Data listing:
--

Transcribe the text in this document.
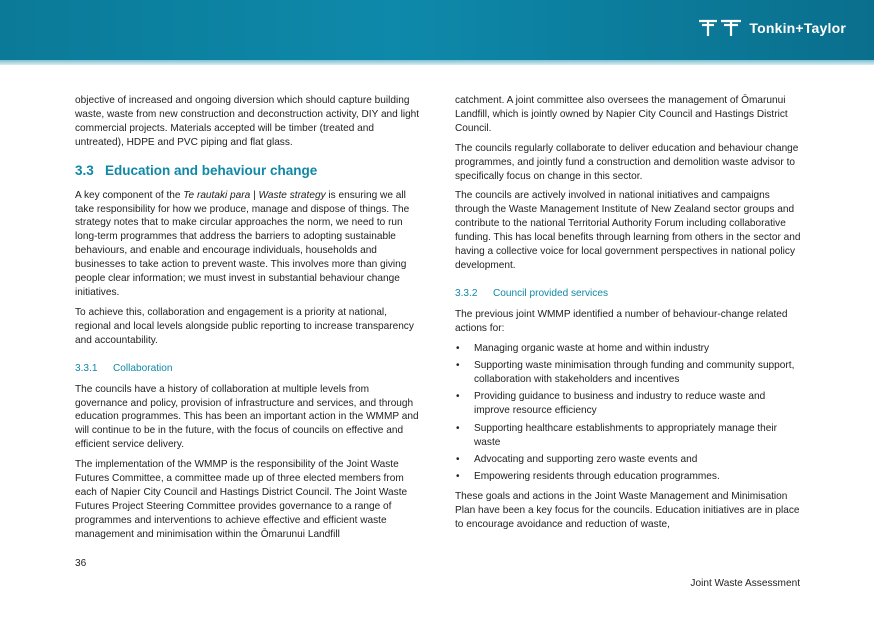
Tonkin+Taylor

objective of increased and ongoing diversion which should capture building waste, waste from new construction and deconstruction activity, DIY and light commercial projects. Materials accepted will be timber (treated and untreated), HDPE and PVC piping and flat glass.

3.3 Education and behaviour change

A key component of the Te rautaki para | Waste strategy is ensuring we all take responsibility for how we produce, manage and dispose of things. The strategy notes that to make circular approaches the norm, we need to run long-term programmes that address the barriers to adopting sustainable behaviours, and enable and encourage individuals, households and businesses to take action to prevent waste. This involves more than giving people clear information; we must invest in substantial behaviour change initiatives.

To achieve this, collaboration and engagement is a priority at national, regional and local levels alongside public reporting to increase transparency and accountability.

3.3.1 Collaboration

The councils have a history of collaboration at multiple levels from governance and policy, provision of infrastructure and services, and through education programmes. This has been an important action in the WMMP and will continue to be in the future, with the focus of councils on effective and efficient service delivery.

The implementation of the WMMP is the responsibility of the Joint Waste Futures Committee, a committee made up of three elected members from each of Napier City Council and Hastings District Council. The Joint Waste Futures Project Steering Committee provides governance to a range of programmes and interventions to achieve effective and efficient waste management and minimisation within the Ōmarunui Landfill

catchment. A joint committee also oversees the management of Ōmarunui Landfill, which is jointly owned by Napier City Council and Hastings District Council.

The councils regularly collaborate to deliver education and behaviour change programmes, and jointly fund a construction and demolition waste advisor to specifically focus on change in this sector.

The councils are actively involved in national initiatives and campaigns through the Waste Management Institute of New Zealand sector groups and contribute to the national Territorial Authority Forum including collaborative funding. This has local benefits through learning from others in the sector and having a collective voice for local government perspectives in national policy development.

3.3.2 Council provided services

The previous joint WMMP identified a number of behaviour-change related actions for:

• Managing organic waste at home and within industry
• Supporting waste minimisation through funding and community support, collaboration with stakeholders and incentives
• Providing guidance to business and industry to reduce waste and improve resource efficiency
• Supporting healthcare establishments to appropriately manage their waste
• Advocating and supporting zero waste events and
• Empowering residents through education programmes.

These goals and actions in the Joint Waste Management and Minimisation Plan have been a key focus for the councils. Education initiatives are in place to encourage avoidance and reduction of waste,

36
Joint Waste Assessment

--

The task: Quote the listing above in full, except for the pictures.

Result for this exercise:
Transcribe the text in this document.
Tonkin+Taylor

objective of increased and ongoing diversion which should capture building waste, waste from new construction and deconstruction activity, DIY and light commercial projects. Materials accepted will be timber (treated and untreated), HDPE and PVC piping and flat glass.

3.3 Education and behaviour change

A key component of the Te rautaki para | Waste strategy is ensuring we all take responsibility for how we produce, manage and dispose of things. The strategy notes that to make circular approaches the norm, we need to run long-term programmes that address the barriers to adopting sustainable behaviours, and enable and encourage individuals, households and businesses to take action to prevent waste. This involves more than giving people clear information; we must invest in substantial behaviour change initiatives.

To achieve this, collaboration and engagement is a priority at national, regional and local levels alongside public reporting to increase transparency and accountability.

3.3.1 Collaboration

The councils have a history of collaboration at multiple levels from governance and policy, provision of infrastructure and services, and through education programmes. This has been an important action in the WMMP and will continue to be in the future, with the focus of councils on effective and efficient service delivery.

The implementation of the WMMP is the responsibility of the Joint Waste Futures Committee, a committee made up of three elected members from each of Napier City Council and Hastings District Council. The Joint Waste Futures Project Steering Committee provides governance to a range of programmes and interventions to achieve effective and efficient waste management and minimisation within the Ōmarunui Landfill

catchment. A joint committee also oversees the management of Ōmarunui Landfill, which is jointly owned by Napier City Council and Hastings District Council.

The councils regularly collaborate to deliver education and behaviour change programmes, and jointly fund a construction and demolition waste advisor to specifically focus on change in this sector.

The councils are actively involved in national initiatives and campaigns through the Waste Management Institute of New Zealand sector groups and contribute to the national Territorial Authority Forum including collaborative funding. This has local benefits through learning from others in the sector and having a collective voice for local government perspectives in national policy development.

3.3.2 Council provided services

The previous joint WMMP identified a number of behaviour-change related actions for:

• Managing organic waste at home and within industry
• Supporting waste minimisation through funding and community support, collaboration with stakeholders and incentives
• Providing guidance to business and industry to reduce waste and improve resource efficiency
• Supporting healthcare establishments to appropriately manage their waste
• Advocating and supporting zero waste events and
• Empowering residents through education programmes.

These goals and actions in the Joint Waste Management and Minimisation Plan have been a key focus for the councils. Education initiatives are in place to encourage avoidance and reduction of waste,

36
Joint Waste Assessment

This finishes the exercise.